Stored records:
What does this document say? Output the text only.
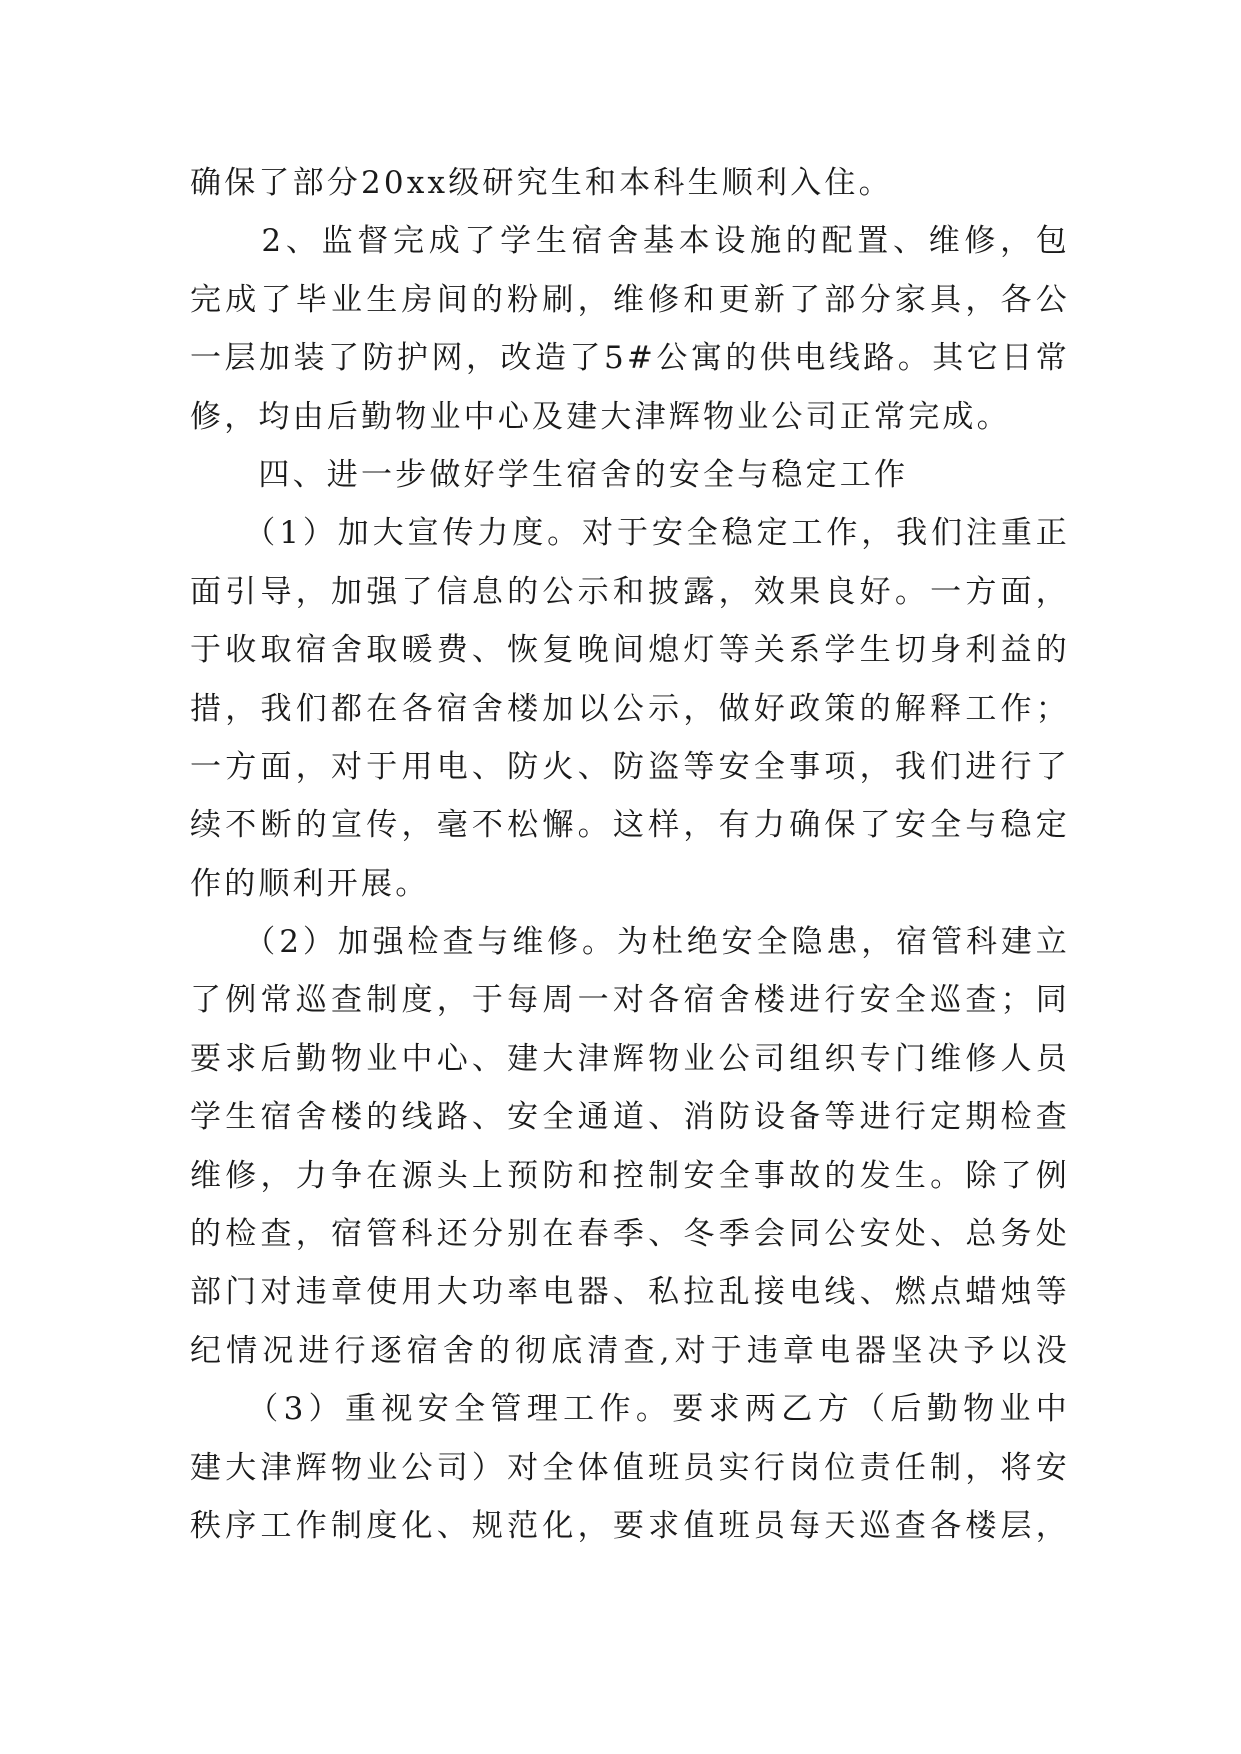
确保了部分20xx级研究生和本科生顺利入住。
　　2、监督完成了学生宿舍基本设施的配置、维修，包
完成了毕业生房间的粉刷，维修和更新了部分家具，各公
一层加装了防护网，改造了5#公寓的供电线路。其它日常
修，均由后勤物业中心及建大津辉物业公司正常完成。
　　四、进一步做好学生宿舍的安全与稳定工作
　　（1）加大宣传力度。对于安全稳定工作，我们注重正
面引导，加强了信息的公示和披露，效果良好。一方面，
于收取宿舍取暖费、恢复晚间熄灯等关系学生切身利益的
措，我们都在各宿舍楼加以公示，做好政策的解释工作；
一方面，对于用电、防火、防盗等安全事项，我们进行了
续不断的宣传，毫不松懈。这样，有力确保了安全与稳定
作的顺利开展。
　　（2）加强检查与维修。为杜绝安全隐患，宿管科建立
了例常巡查制度，于每周一对各宿舍楼进行安全巡查；同
要求后勤物业中心、建大津辉物业公司组织专门维修人员
学生宿舍楼的线路、安全通道、消防设备等进行定期检查
维修，力争在源头上预防和控制安全事故的发生。除了例
的检查，宿管科还分别在春季、冬季会同公安处、总务处
部门对违章使用大功率电器、私拉乱接电线、燃点蜡烛等
纪情况进行逐宿舍的彻底清查,对于违章电器坚决予以没
　　（3）重视安全管理工作。要求两乙方（后勤物业中
建大津辉物业公司）对全体值班员实行岗位责任制，将安
秩序工作制度化、规范化，要求值班员每天巡查各楼层，
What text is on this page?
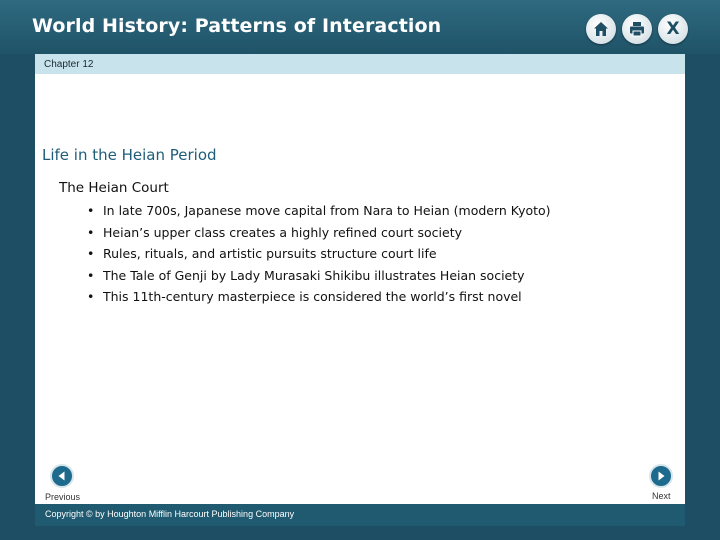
World History: Patterns of Interaction	X
Chapter 12
Life in the Heian Period
The Heian Court
• In late 700s, Japanese move capital from Nara to Heian (modern Kyoto)
• Heian’s upper class creates a highly refined court society
• Rules, rituals, and artistic pursuits structure court life
• The Tale of Genji by Lady Murasaki Shikibu illustrates Heian society
• This 11th-century masterpiece is considered the world’s first novel
Previous	Next
Copyright © by Houghton Mifflin Harcourt Publishing Company
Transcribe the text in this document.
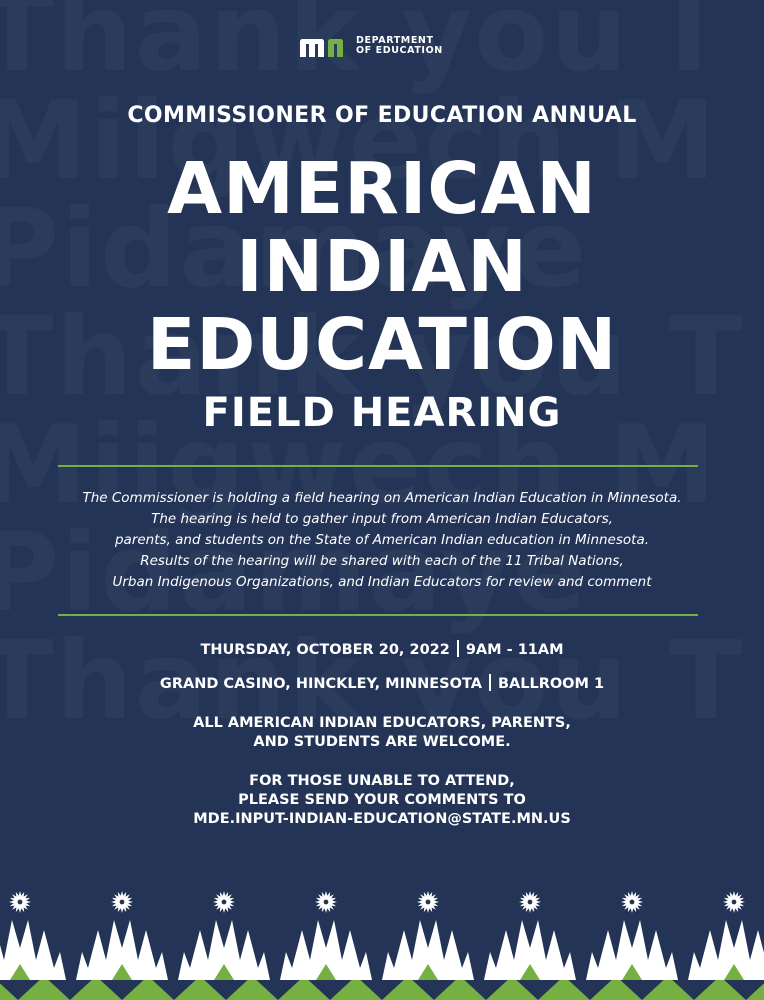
DEPARTMENT
OF EDUCATION
COMMISSIONER OF EDUCATION ANNUAL
AMERICAN
INDIAN
EDUCATION
FIELD HEARING
The Commissioner is holding a field hearing on American Indian Education in Minnesota.
The hearing is held to gather input from American Indian Educators,
parents, and students on the State of American Indian education in Minnesota.
Results of the hearing will be shared with each of the 11 Tribal Nations,
Urban Indigenous Organizations, and Indian Educators for review and comment
THURSDAY, OCTOBER 20, 2022 9AM - 11AM
GRAND CASINO, HINCKLEY, MINNESOTA BALLROOM 1
ALL AMERICAN INDIAN EDUCATORS, PARENTS,
AND STUDENTS ARE WELCOME.
FOR THOSE UNABLE TO ATTEND,
PLEASE SEND YOUR COMMENTS TO
MDE.INPUT-INDIAN-EDUCATION@STATE.MN.US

STATED TASK:
Exactly as written, give again every line from the one containing "What text is on this page?" through the last line of the material, both included, with the pictures left out.

TASK SOLUTION:
What text is on this page?
World History: Patterns of Interaction	X
Chapter 12
Life in the Heian Period
The Heian Court
• In late 700s, Japanese move capital from Nara to Heian (modern Kyoto)
• Heian’s upper class creates a highly refined court society
• Rules, rituals, and artistic pursuits structure court life
• The Tale of Genji by Lady Murasaki Shikibu illustrates Heian society
• This 11th-century masterpiece is considered the world’s first novel
Previous	Next
Copyright © by Houghton Mifflin Harcourt Publishing Company
Transcribe the text in this document.
DEPARTMENT
OF EDUCATION
COMMISSIONER OF EDUCATION ANNUAL
AMERICAN
INDIAN
EDUCATION
FIELD HEARING
The Commissioner is holding a field hearing on American Indian Education in Minnesota.
The hearing is held to gather input from American Indian Educators,
parents, and students on the State of American Indian education in Minnesota.
Results of the hearing will be shared with each of the 11 Tribal Nations,
Urban Indigenous Organizations, and Indian Educators for review and comment
THURSDAY, OCTOBER 20, 2022 9AM - 11AM
GRAND CASINO, HINCKLEY, MINNESOTA BALLROOM 1
ALL AMERICAN INDIAN EDUCATORS, PARENTS,
AND STUDENTS ARE WELCOME.
FOR THOSE UNABLE TO ATTEND,
PLEASE SEND YOUR COMMENTS TO
MDE.INPUT-INDIAN-EDUCATION@STATE.MN.US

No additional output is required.